> [GIVEN REQUEST]: Repeat the listing word for word. No pictures belong in the copy.

> [MATERIAL PROVIDED]:
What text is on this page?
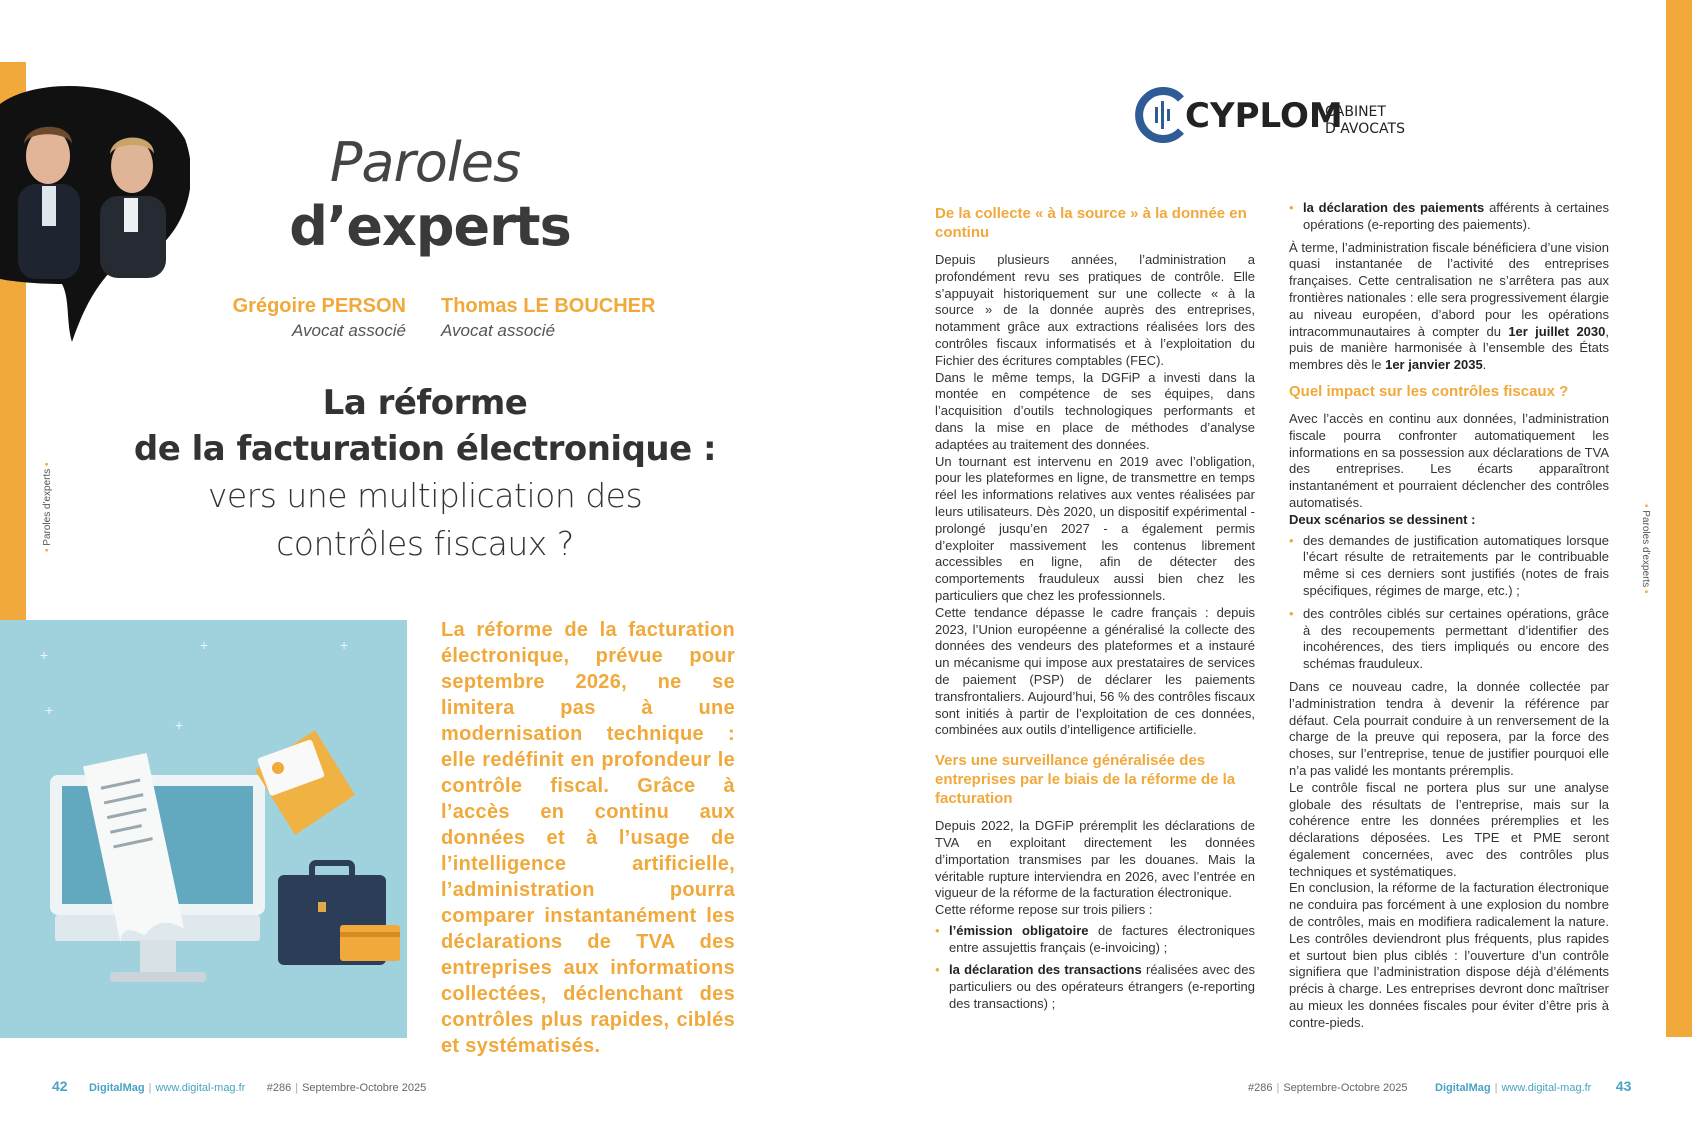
• Paroles d'experts •
Paroles
d’experts
Grégoire PERSON
Avocat associé
Thomas LE BOUCHER
Avocat associé
La réforme
de la facturation électronique :
vers une multiplication des
contrôles fiscaux ?
+
+	+
+
+
La réforme de la facturation électronique, prévue pour septembre 2026, ne se limitera pas à une modernisation technique : elle redéfinit en profondeur le contrôle fiscal. Grâce à l’accès en continu aux données et à l’usage de l’intelligence artificielle, l’administration pourra comparer instantanément les déclarations de TVA des entreprises aux informations collectées, déclenchant des contrôles plus rapides, ciblés et systématisés.
42 DigitalMag | www.digital-mag.fr #286 | Septembre-Octobre 2025
• Paroles d'experts •
CYPLOM
CABINET
D’AVOCATS
De la collecte « à la source » à la donnée en continu

Depuis plusieurs années, l’administration a profondément revu ses pratiques de contrôle. Elle s’appuyait historiquement sur une collecte « à la source » de la donnée auprès des entreprises, notamment grâce aux extractions réalisées lors des contrôles fiscaux informatisés et à l’exploitation du Fichier des écritures comptables (FEC).

Dans le même temps, la DGFiP a investi dans la montée en compétence de ses équipes, dans l’acquisition d’outils technologiques performants et dans la mise en place de méthodes d’analyse adaptées au traitement des données.

Un tournant est intervenu en 2019 avec l’obligation, pour les plateformes en ligne, de transmettre en temps réel les informations relatives aux ventes réalisées par leurs utilisateurs. Dès 2020, un dispositif expérimental - prolongé jusqu’en 2027 - a également permis d’exploiter massivement les contenus librement accessibles en ligne, afin de détecter des comportements frauduleux aussi bien chez les particuliers que chez les professionnels.

Cette tendance dépasse le cadre français : depuis 2023, l’Union européenne a généralisé la collecte des données des vendeurs des plateformes et a instauré un mécanisme qui impose aux prestataires de services de paiement (PSP) de déclarer les paiements transfrontaliers. Aujourd’hui, 56 % des contrôles fiscaux sont initiés à partir de l’exploitation de ces données, combinées aux outils d’intelligence artificielle.

Vers une surveillance généralisée des entreprises par le biais de la réforme de la facturation

Depuis 2022, la DGFiP préremplit les déclarations de TVA en exploitant directement les données d’importation transmises par les douanes. Mais la véritable rupture interviendra en 2026, avec l’entrée en vigueur de la réforme de la facturation électronique.

Cette réforme repose sur trois piliers :

• l’émission obligatoire de factures électroniques entre assujettis français (e-invoicing) ;
• la déclaration des transactions réalisées avec des particuliers ou des opérateurs étrangers (e-reporting des transactions) ;
• la déclaration des paiements afférents à certaines opérations (e-reporting des paiements).

À terme, l’administration fiscale bénéficiera d’une vision quasi instantanée de l’activité des entreprises françaises. Cette centralisation ne s’arrêtera pas aux frontières nationales : elle sera progressivement élargie au niveau européen, d’abord pour les opérations intracommunautaires à compter du 1er juillet 2030, puis de manière harmonisée à l’ensemble des États membres dès le 1er janvier 2035.

Quel impact sur les contrôles fiscaux ?

Avec l’accès en continu aux données, l’administration fiscale pourra confronter automatiquement les informations en sa possession aux déclarations de TVA des entreprises. Les écarts apparaîtront instantanément et pourraient déclencher des contrôles automatisés.

Deux scénarios se dessinent :

• des demandes de justification automatiques lorsque l’écart résulte de retraitements par le contribuable même si ces derniers sont justifiés (notes de frais spécifiques, régimes de marge, etc.) ;
• des contrôles ciblés sur certaines opérations, grâce à des recoupements permettant d’identifier des incohérences, des tiers impliqués ou encore des schémas frauduleux.

Dans ce nouveau cadre, la donnée collectée par l’administration tendra à devenir la référence par défaut. Cela pourrait conduire à un renversement de la charge de la preuve qui reposera, par la force des choses, sur l’entreprise, tenue de justifier pourquoi elle n’a pas validé les montants préremplis.

Le contrôle fiscal ne portera plus sur une analyse globale des résultats de l’entreprise, mais sur la cohérence entre les données préremplies et les déclarations déposées. Les TPE et PME seront également concernées, avec des contrôles plus techniques et systématiques.

En conclusion, la réforme de la facturation électronique ne conduira pas forcément à une explosion du nombre de contrôles, mais en modifiera radicalement la nature. Les contrôles deviendront plus fréquents, plus rapides et surtout bien plus ciblés : l’ouverture d’un contrôle signifiera que l’administration dispose déjà d’éléments précis à charge. Les entreprises devront donc maîtriser au mieux les données fiscales pour éviter d’être pris à contre-pieds.

#286 | Septembre-Octobre 2025	DigitalMag | www.digital-mag.fr 43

> [THE COMPLETED TASK]:
What text is on this page?
• Paroles d'experts •
Paroles
d’experts
Grégoire PERSON
Avocat associé
Thomas LE BOUCHER
Avocat associé
La réforme
de la facturation électronique :
vers une multiplication des
contrôles fiscaux ?
+
+	+
+
+
La réforme de la facturation électronique, prévue pour septembre 2026, ne se limitera pas à une modernisation technique : elle redéfinit en profondeur le contrôle fiscal. Grâce à l’accès en continu aux données et à l’usage de l’intelligence artificielle, l’administration pourra comparer instantanément les déclarations de TVA des entreprises aux informations collectées, déclenchant des contrôles plus rapides, ciblés et systématisés.
42 DigitalMag | www.digital-mag.fr #286 | Septembre-Octobre 2025
• Paroles d'experts •
CYPLOM
CABINET
D’AVOCATS
De la collecte « à la source » à la donnée en continu

Depuis plusieurs années, l’administration a profondément revu ses pratiques de contrôle. Elle s’appuyait historiquement sur une collecte « à la source » de la donnée auprès des entreprises, notamment grâce aux extractions réalisées lors des contrôles fiscaux informatisés et à l’exploitation du Fichier des écritures comptables (FEC).

Dans le même temps, la DGFiP a investi dans la montée en compétence de ses équipes, dans l’acquisition d’outils technologiques performants et dans la mise en place de méthodes d’analyse adaptées au traitement des données.

Un tournant est intervenu en 2019 avec l’obligation, pour les plateformes en ligne, de transmettre en temps réel les informations relatives aux ventes réalisées par leurs utilisateurs. Dès 2020, un dispositif expérimental - prolongé jusqu’en 2027 - a également permis d’exploiter massivement les contenus librement accessibles en ligne, afin de détecter des comportements frauduleux aussi bien chez les particuliers que chez les professionnels.

Cette tendance dépasse le cadre français : depuis 2023, l’Union européenne a généralisé la collecte des données des vendeurs des plateformes et a instauré un mécanisme qui impose aux prestataires de services de paiement (PSP) de déclarer les paiements transfrontaliers. Aujourd’hui, 56 % des contrôles fiscaux sont initiés à partir de l’exploitation de ces données, combinées aux outils d’intelligence artificielle.

Vers une surveillance généralisée des entreprises par le biais de la réforme de la facturation

Depuis 2022, la DGFiP préremplit les déclarations de TVA en exploitant directement les données d’importation transmises par les douanes. Mais la véritable rupture interviendra en 2026, avec l’entrée en vigueur de la réforme de la facturation électronique.

Cette réforme repose sur trois piliers :

• l’émission obligatoire de factures électroniques entre assujettis français (e-invoicing) ;
• la déclaration des transactions réalisées avec des particuliers ou des opérateurs étrangers (e-reporting des transactions) ;
• la déclaration des paiements afférents à certaines opérations (e-reporting des paiements).

À terme, l’administration fiscale bénéficiera d’une vision quasi instantanée de l’activité des entreprises françaises. Cette centralisation ne s’arrêtera pas aux frontières nationales : elle sera progressivement élargie au niveau européen, d’abord pour les opérations intracommunautaires à compter du 1er juillet 2030, puis de manière harmonisée à l’ensemble des États membres dès le 1er janvier 2035.

Quel impact sur les contrôles fiscaux ?

Avec l’accès en continu aux données, l’administration fiscale pourra confronter automatiquement les informations en sa possession aux déclarations de TVA des entreprises. Les écarts apparaîtront instantanément et pourraient déclencher des contrôles automatisés.

Deux scénarios se dessinent :

• des demandes de justification automatiques lorsque l’écart résulte de retraitements par le contribuable même si ces derniers sont justifiés (notes de frais spécifiques, régimes de marge, etc.) ;
• des contrôles ciblés sur certaines opérations, grâce à des recoupements permettant d’identifier des incohérences, des tiers impliqués ou encore des schémas frauduleux.

Dans ce nouveau cadre, la donnée collectée par l’administration tendra à devenir la référence par défaut. Cela pourrait conduire à un renversement de la charge de la preuve qui reposera, par la force des choses, sur l’entreprise, tenue de justifier pourquoi elle n’a pas validé les montants préremplis.

Le contrôle fiscal ne portera plus sur une analyse globale des résultats de l’entreprise, mais sur la cohérence entre les données préremplies et les déclarations déposées. Les TPE et PME seront également concernées, avec des contrôles plus techniques et systématiques.

En conclusion, la réforme de la facturation électronique ne conduira pas forcément à une explosion du nombre de contrôles, mais en modifiera radicalement la nature. Les contrôles deviendront plus fréquents, plus rapides et surtout bien plus ciblés : l’ouverture d’un contrôle signifiera que l’administration dispose déjà d’éléments précis à charge. Les entreprises devront donc maîtriser au mieux les données fiscales pour éviter d’être pris à contre-pieds.

#286 | Septembre-Octobre 2025	DigitalMag | www.digital-mag.fr 43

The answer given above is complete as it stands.